EXCERPT TO READ:

[Mesa-dev] [PATCH 3/7] i965/fs: Before reg alloc, schedule instructions to reduce live ranges.

Sun Dec 9 14:23:45 PST 2012

On 12/07/2012 02:58 PM, Eric Anholt wrote:
> This came from an idea by Ben Segovia.  16-wide pixel shaders are very
> important for latency hiding on i965, so we want to try really hard to
> get them.  If scheduling an instruction makes some set of instructions
> available, those are probably the ones that make the instruction's
> result dead.  By choosing those first, we'll have a tendency to reduce
> the amount of live data as opposed to creating more.
>
> Previously, we were sometimes getting this behavior out of the
> scheduler, which was what produced the scheduler's original performance
> wins on lightsmark.  Unfortunately, that was mostly an accident of the
> lame instruction latency information that I had, which made it
> impossible to fix the actual scheduling for performance.  Now that we've
> fixed the scheduling for setup for register allocation, we can safely
> update the latency parameters for the final schedule.
>
> In shader-db, we lose 37 16-wide shaders, but gain 90 new ones.  4
> shaders that were spilling change how many registers spill, for a
> reduction of 70/3899 instructions.
> ---
>   .../dri/i965/brw_fs_schedule_instructions.cpp      |   49 +++++++++++++++++---
>   1 file changed, 43 insertions(+), 6 deletions(-)
>
> diff --git a/src/mesa/drivers/dri/i965/brw_fs_schedule_instructions.cpp b/src/mesa/drivers/dri/i965/brw_fs_schedule_instructions.cpp
> index d48ad1e..3941eac 100644
> --- a/src/mesa/drivers/dri/i965/brw_fs_schedule_instructions.cpp
> +++ b/src/mesa/drivers/dri/i965/brw_fs_schedule_instructions.cpp
> @@ -496,13 +496,50 @@ instruction_scheduler::schedule_instructions(fs_inst *next_block_header)
>         schedule_node *chosen = NULL;
>         int chosen_time = 0;
>
> -      foreach_list(node, &instructions) {
> -	 schedule_node *n = (schedule_node *)node;
> +      if (post_reg_alloc) {
> +         /* Of the instructions closest ready to execute or the closest to
> +          * being ready, choose the oldest one.

[Spatial annotation entries]
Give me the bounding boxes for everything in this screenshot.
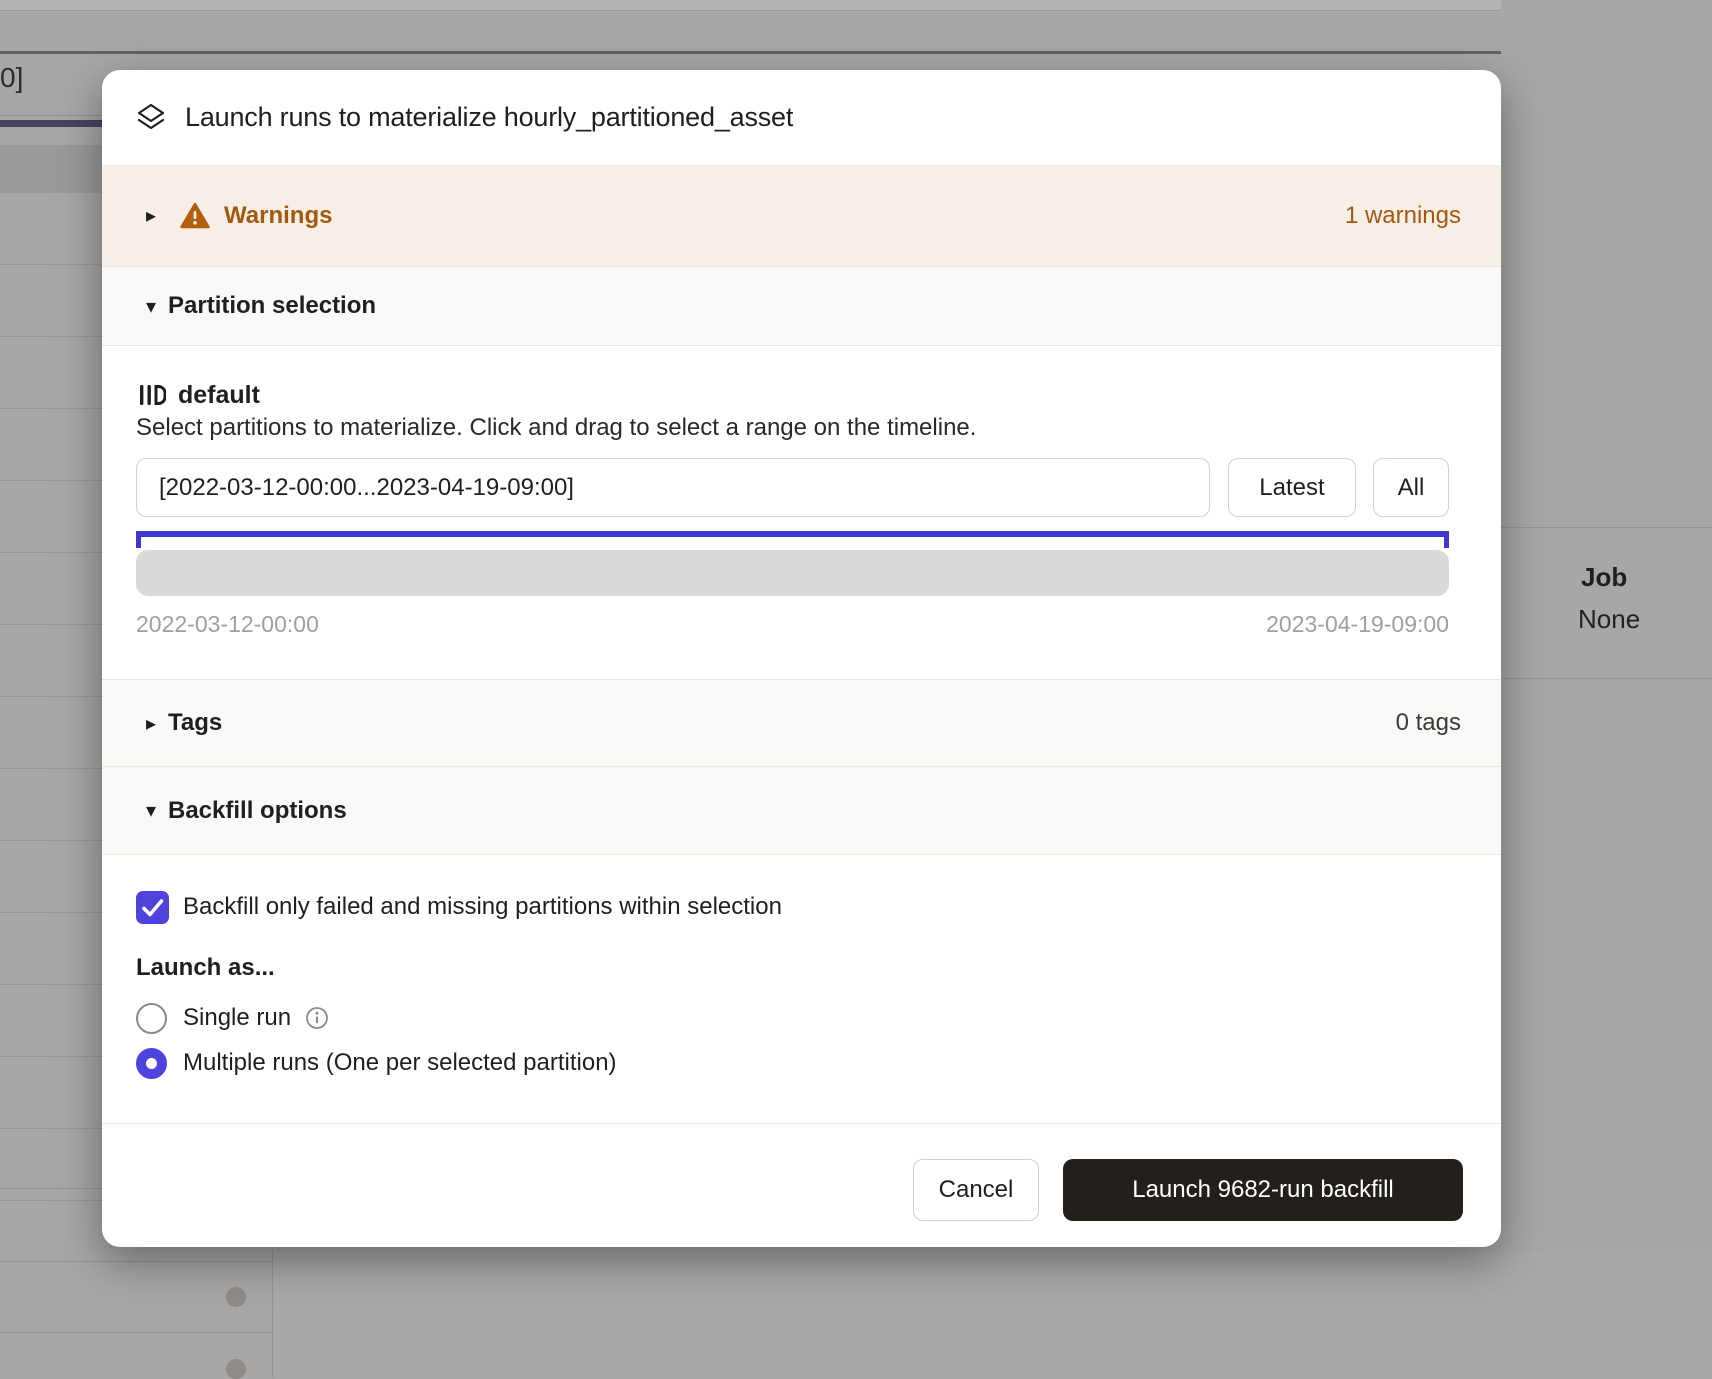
background-top-strip (0, 0, 1712, 11)
background-row-divider (1501, 527, 1712, 528)
check-icon (136, 891, 169, 924)
background-table-header (0, 145, 102, 193)
background-right-panel (1501, 0, 1712, 1378)
timeline-date-labels: 2022-03-12-00:00 2023-04-19-09:00 (136, 611, 1449, 638)
background-bottom-right-panel (272, 1250, 1712, 1378)
single-run-radio-row[interactable]: Single run (136, 1002, 329, 1034)
chevron-down-icon: ▾ (146, 798, 168, 823)
background-header-band (0, 11, 1712, 54)
radio-unselected[interactable] (136, 1003, 167, 1034)
launch-backfill-button[interactable]: Launch 9682-run backfill (1063, 1159, 1463, 1221)
timeline-end-label: 2023-04-19-09:00 (1266, 611, 1449, 638)
latest-button[interactable]: Latest (1228, 458, 1356, 517)
launch-as-label: Launch as... (136, 954, 275, 982)
chevron-right-icon: ▸ (146, 711, 168, 736)
checkbox-checked[interactable] (136, 891, 169, 924)
partition-selection-section-header[interactable]: ▾ Partition selection (102, 266, 1501, 346)
checkbox-label: Backfill only failed and missing partiti… (183, 893, 782, 921)
background-row-divider (0, 1188, 102, 1189)
dialog-footer: Cancel Launch 9682-run backfill (102, 1123, 1501, 1247)
radio-selected[interactable] (136, 1048, 167, 1079)
status-dot-icon (226, 1359, 246, 1379)
warnings-label: Warnings (224, 202, 332, 230)
background-row-divider (0, 1332, 272, 1333)
backfill-options-title: Backfill options (168, 797, 347, 825)
background-tab-indicator (0, 120, 102, 127)
partition-timeline[interactable] (136, 550, 1449, 596)
launch-backfill-dialog: Launch runs to materialize hourly_partit… (102, 70, 1501, 1247)
timeline-selection-indicator (136, 531, 1449, 537)
background-row-divider (0, 1261, 272, 1262)
tags-title: Tags (168, 709, 222, 737)
background-divider (0, 115, 102, 116)
warning-triangle-icon (180, 202, 210, 229)
dialog-title: Launch runs to materialize hourly_partit… (185, 102, 793, 133)
all-button[interactable]: All (1373, 458, 1449, 517)
chevron-down-icon: ▾ (146, 294, 168, 319)
background-job-value: None (1578, 604, 1640, 635)
partition-set-icon (138, 380, 166, 410)
background-column-divider (272, 1250, 273, 1378)
background-table-rows (0, 193, 102, 1250)
asset-layers-icon (133, 100, 169, 136)
timeline-start-label: 2022-03-12-00:00 (136, 611, 319, 638)
partition-dimension-row: default (102, 378, 1501, 412)
info-icon[interactable] (305, 1006, 329, 1030)
partition-dimension-name: default (178, 381, 260, 410)
backfill-options-section-header[interactable]: ▾ Backfill options (102, 767, 1501, 855)
dialog-title-row: Launch runs to materialize hourly_partit… (102, 70, 1501, 165)
status-dot-icon (226, 1287, 246, 1307)
partition-selection-title: Partition selection (168, 292, 376, 320)
tags-count-badge: 0 tags (1396, 709, 1461, 737)
tags-section-header[interactable]: ▸ Tags 0 tags (102, 679, 1501, 767)
warnings-section-header[interactable]: ▸ Warnings 1 warnings (102, 165, 1501, 266)
chevron-right-icon: ▸ (146, 203, 168, 228)
cancel-button[interactable]: Cancel (913, 1159, 1039, 1221)
missing-failed-checkbox-row[interactable]: Backfill only failed and missing partiti… (102, 890, 1501, 924)
partition-instructions: Select partitions to materialize. Click … (136, 414, 976, 442)
background-clipped-text: 0] (0, 62, 23, 94)
background-row-divider (1501, 678, 1712, 679)
multiple-runs-label: Multiple runs (One per selected partitio… (183, 1049, 617, 1077)
partition-range-input[interactable] (136, 458, 1210, 517)
warnings-count-badge: 1 warnings (1345, 202, 1461, 230)
multiple-runs-radio-row[interactable]: Multiple runs (One per selected partitio… (136, 1047, 617, 1079)
single-run-label: Single run (183, 1004, 291, 1032)
background-job-label: Job (1581, 562, 1627, 593)
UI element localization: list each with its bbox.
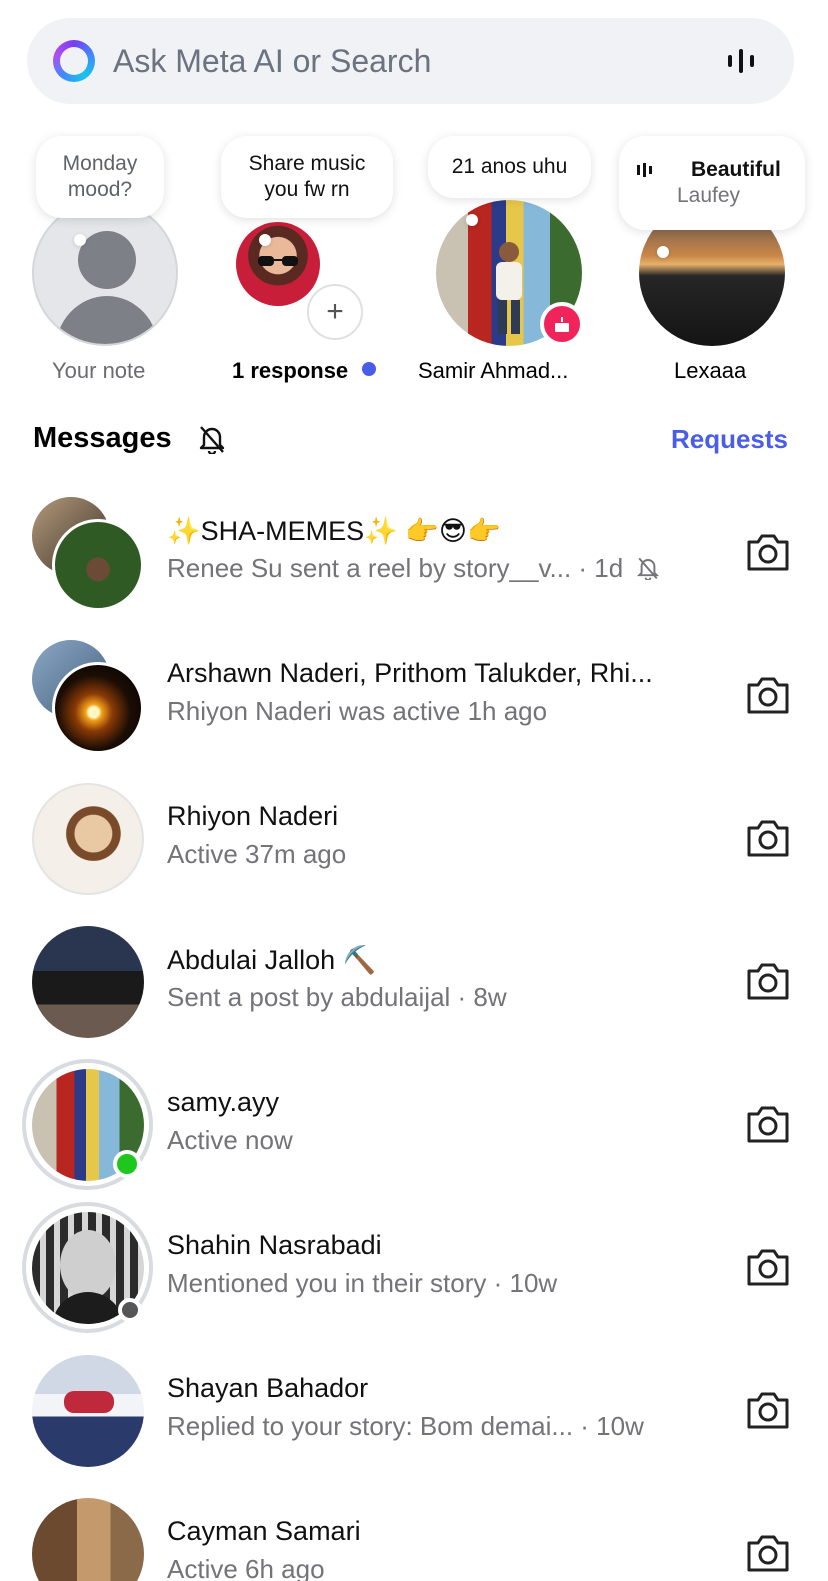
online-status-dot	[113, 1150, 141, 1178]
notes-row: Monday mood? Your note + Share music you…	[0, 130, 828, 400]
preview-text: Renee Su sent a reel by story__v... · 1d	[167, 553, 624, 583]
muted-bell-icon	[637, 557, 660, 581]
note-avatar[interactable]	[236, 222, 320, 306]
conversation-row[interactable]: ✨SHA-MEMES✨ 👉😎👉 Renee Su sent a reel by …	[0, 497, 828, 640]
conversation-row[interactable]: Shayan Bahador Replied to your story: Bo…	[0, 1355, 828, 1498]
song-artist: Laufey	[677, 184, 741, 207]
note-bubble-text: Share music you fw rn	[248, 152, 366, 201]
song-title: Beautiful	[691, 158, 781, 181]
note-bubble-text: Monday mood?	[62, 152, 138, 201]
conversation-preview: Active 37m ago	[167, 839, 347, 869]
conversation-preview: Replied to your story: Bom demai... · 10…	[167, 1411, 644, 1441]
note-label: Your note	[52, 358, 146, 383]
group-avatar	[32, 640, 144, 754]
cake-icon	[555, 317, 569, 332]
note-bubble[interactable]: Monday mood?	[36, 136, 164, 218]
camera-icon[interactable]	[745, 960, 791, 1002]
your-note-avatar[interactable]	[32, 200, 178, 346]
meta-ai-icon[interactable]	[53, 40, 95, 82]
conversation-preview: Sent a post by abdulaijal · 8w	[167, 982, 507, 1012]
voice-waveform-icon[interactable]	[728, 49, 754, 73]
search-input[interactable]: Ask Meta AI or Search	[113, 43, 794, 80]
note-bubble-music[interactable]: Beautiful Laufey	[619, 136, 805, 230]
messages-title: Messages	[33, 422, 172, 454]
conversation-row[interactable]: Abdulai Jalloh ⛏️ Sent a post by abdulai…	[0, 926, 828, 1069]
avatar	[32, 783, 144, 895]
conversation-row[interactable]: samy.ayy Active now	[0, 1059, 828, 1212]
avatar	[32, 926, 144, 1038]
conversation-name: ✨SHA-MEMES✨ 👉😎👉	[167, 516, 501, 546]
note-label: Samir Ahmad...	[418, 358, 569, 383]
search-bar[interactable]: Ask Meta AI or Search	[27, 18, 794, 104]
birthday-badge	[540, 302, 584, 346]
music-bars-icon	[637, 163, 652, 177]
conversation-name: Arshawn Naderi, Prithom Talukder, Rhi...	[167, 658, 653, 688]
conversation-name: Shahin Nasrabadi	[167, 1230, 382, 1260]
camera-icon[interactable]	[745, 1246, 791, 1288]
conversation-preview: Renee Su sent a reel by story__v... · 1d	[167, 553, 660, 584]
messages-header: Messages Requests	[33, 420, 793, 460]
conversation-name: Cayman Samari	[167, 1516, 361, 1546]
conversation-preview: Active 6h ago	[167, 1554, 325, 1581]
camera-icon[interactable]	[745, 1103, 791, 1145]
camera-icon[interactable]	[745, 1532, 791, 1574]
note-label: 1 response	[232, 358, 377, 384]
unread-dot	[362, 362, 377, 376]
default-user-icon	[55, 231, 159, 344]
avatar	[32, 1498, 144, 1581]
avatar	[32, 1355, 144, 1467]
conversation-row[interactable]: Shahin Nasrabadi Mentioned you in their …	[0, 1202, 828, 1355]
conversation-name: Abdulai Jalloh ⛏️	[167, 945, 377, 975]
conversation-row[interactable]: Cayman Samari Active 6h ago	[0, 1498, 828, 1581]
add-note-button[interactable]: +	[307, 284, 363, 340]
conversation-preview: Rhiyon Naderi was active 1h ago	[167, 696, 548, 726]
note-bubble-text: 21 anos uhu	[451, 155, 568, 178]
camera-icon[interactable]	[745, 531, 791, 573]
camera-icon[interactable]	[745, 1389, 791, 1431]
bubble-tail	[657, 246, 669, 258]
sunglasses-icon	[258, 256, 298, 266]
camera-icon[interactable]	[745, 817, 791, 859]
conversation-name: Shayan Bahador	[167, 1373, 369, 1403]
conversation-row[interactable]: Arshawn Naderi, Prithom Talukder, Rhi...…	[0, 640, 828, 783]
bubble-tail	[466, 214, 478, 226]
bell-off-icon[interactable]	[198, 424, 226, 454]
conversation-preview: Active now	[167, 1125, 293, 1155]
conversation-name: samy.ayy	[167, 1087, 280, 1117]
group-avatar	[32, 497, 144, 611]
conversation-row[interactable]: Rhiyon Naderi Active 37m ago	[0, 783, 828, 926]
bubble-tail	[74, 234, 86, 246]
camera-icon[interactable]	[745, 674, 791, 716]
plus-icon: +	[326, 295, 344, 328]
requests-link[interactable]: Requests	[671, 424, 788, 455]
bubble-tail	[259, 234, 271, 246]
note-label-text: 1 response	[232, 358, 349, 383]
note-bubble[interactable]: Share music you fw rn	[221, 136, 393, 218]
note-bubble[interactable]: 21 anos uhu	[428, 136, 591, 198]
conversation-name: Rhiyon Naderi	[167, 801, 339, 831]
note-label: Lexaaa	[674, 358, 747, 383]
conversation-preview: Mentioned you in their story · 10w	[167, 1268, 558, 1298]
status-dot	[118, 1298, 142, 1322]
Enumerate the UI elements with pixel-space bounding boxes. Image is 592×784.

TASK PROMPT: Continue the i965 scheduler patch email from where it stops.

RIGHT ANSWER:
> +          */
> +         foreach_list(node, &instructions) {
> +            schedule_node *n = (schedule_node *)node;
> +
> +            if (!chosen || n->unblocked_time < chosen_time) {
> +               chosen = n;
> +               chosen_time = n->unblocked_time;
> +            }
> +         }
> +      } else {
> +         /* Before register allocation, we don't care about the latencies of
> +          * instructions.  All we care about is reducing live intervals of
> +          * variables so that we can avoid register spilling, or get 16-wide
> +          * shaders which naturally do a better job of hiding instruction
> +          * latency.
> +          *
> +          * To do so, schedule our instructions in a roughly LIFO/depth-first
> +          * order: when new instructions become available as a result of
> +          * scheduling something, choose those first so that our result
> +          * hopefully is consumed quickly.
> +          *
> +          * The exception is messages that generate more than one result
> +          * register (AKA texturing).  In those cases, the LIFO search would
> +          * normally tend to choose them quickly (because scheduling the
> +          * previous message not only unblocked the children using its result,
> +          * but also the MRF setup for the next sampler message, which in turn
> +          * unblocks the next sampler message).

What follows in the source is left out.